■ Material to process:

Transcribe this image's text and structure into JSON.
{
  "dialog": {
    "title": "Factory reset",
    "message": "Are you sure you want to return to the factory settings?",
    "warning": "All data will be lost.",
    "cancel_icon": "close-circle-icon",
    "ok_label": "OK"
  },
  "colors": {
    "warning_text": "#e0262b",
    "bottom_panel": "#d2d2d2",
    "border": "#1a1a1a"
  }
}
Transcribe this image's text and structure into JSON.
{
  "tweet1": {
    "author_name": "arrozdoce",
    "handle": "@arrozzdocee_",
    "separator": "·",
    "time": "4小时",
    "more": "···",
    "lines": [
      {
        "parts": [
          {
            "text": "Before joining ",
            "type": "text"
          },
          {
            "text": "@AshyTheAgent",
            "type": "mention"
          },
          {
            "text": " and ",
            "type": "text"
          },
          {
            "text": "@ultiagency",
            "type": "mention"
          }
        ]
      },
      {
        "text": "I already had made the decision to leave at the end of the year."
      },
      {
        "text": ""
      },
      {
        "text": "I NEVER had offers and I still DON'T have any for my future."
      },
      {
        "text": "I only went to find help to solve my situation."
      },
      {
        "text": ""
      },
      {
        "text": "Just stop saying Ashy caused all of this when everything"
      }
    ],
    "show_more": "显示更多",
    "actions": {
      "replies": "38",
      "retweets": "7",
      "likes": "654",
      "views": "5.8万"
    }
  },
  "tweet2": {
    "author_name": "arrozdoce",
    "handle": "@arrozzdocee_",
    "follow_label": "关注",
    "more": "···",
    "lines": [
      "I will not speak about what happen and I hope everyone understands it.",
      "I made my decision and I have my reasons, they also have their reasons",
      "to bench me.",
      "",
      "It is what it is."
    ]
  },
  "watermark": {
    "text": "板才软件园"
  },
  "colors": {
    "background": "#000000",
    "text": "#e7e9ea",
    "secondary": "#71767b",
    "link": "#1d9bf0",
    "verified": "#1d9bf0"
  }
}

■ Task to carry out:
Copy every line of the material, please, keeping it exactly the same.

■ Answer to this problem:
Transcribe this image's text and structure into JSON.
{
  "dialog": {
    "title": "Factory reset",
    "message": "Are you sure you want to return to the factory settings?",
    "warning": "All data will be lost.",
    "cancel_icon": "close-circle-icon",
    "ok_label": "OK"
  },
  "colors": {
    "warning_text": "#e0262b",
    "bottom_panel": "#d2d2d2",
    "border": "#1a1a1a"
  }
}
Transcribe this image's text and structure into JSON.
{
  "tweet1": {
    "author_name": "arrozdoce",
    "handle": "@arrozzdocee_",
    "separator": "·",
    "time": "4小时",
    "more": "···",
    "lines": [
      {
        "parts": [
          {
            "text": "Before joining ",
            "type": "text"
          },
          {
            "text": "@AshyTheAgent",
            "type": "mention"
          },
          {
            "text": " and ",
            "type": "text"
          },
          {
            "text": "@ultiagency",
            "type": "mention"
          }
        ]
      },
      {
        "text": "I already had made the decision to leave at the end of the year."
      },
      {
        "text": ""
      },
      {
        "text": "I NEVER had offers and I still DON'T have any for my future."
      },
      {
        "text": "I only went to find help to solve my situation."
      },
      {
        "text": ""
      },
      {
        "text": "Just stop saying Ashy caused all of this when everything"
      }
    ],
    "show_more": "显示更多",
    "actions": {
      "replies": "38",
      "retweets": "7",
      "likes": "654",
      "views": "5.8万"
    }
  },
  "tweet2": {
    "author_name": "arrozdoce",
    "handle": "@arrozzdocee_",
    "follow_label": "关注",
    "more": "···",
    "lines": [
      "I will not speak about what happen and I hope everyone understands it.",
      "I made my decision and I have my reasons, they also have their reasons",
      "to bench me.",
      "",
      "It is what it is."
    ]
  },
  "watermark": {
    "text": "板才软件园"
  },
  "colors": {
    "background": "#000000",
    "text": "#e7e9ea",
    "secondary": "#71767b",
    "link": "#1d9bf0",
    "verified": "#1d9bf0"
  }
}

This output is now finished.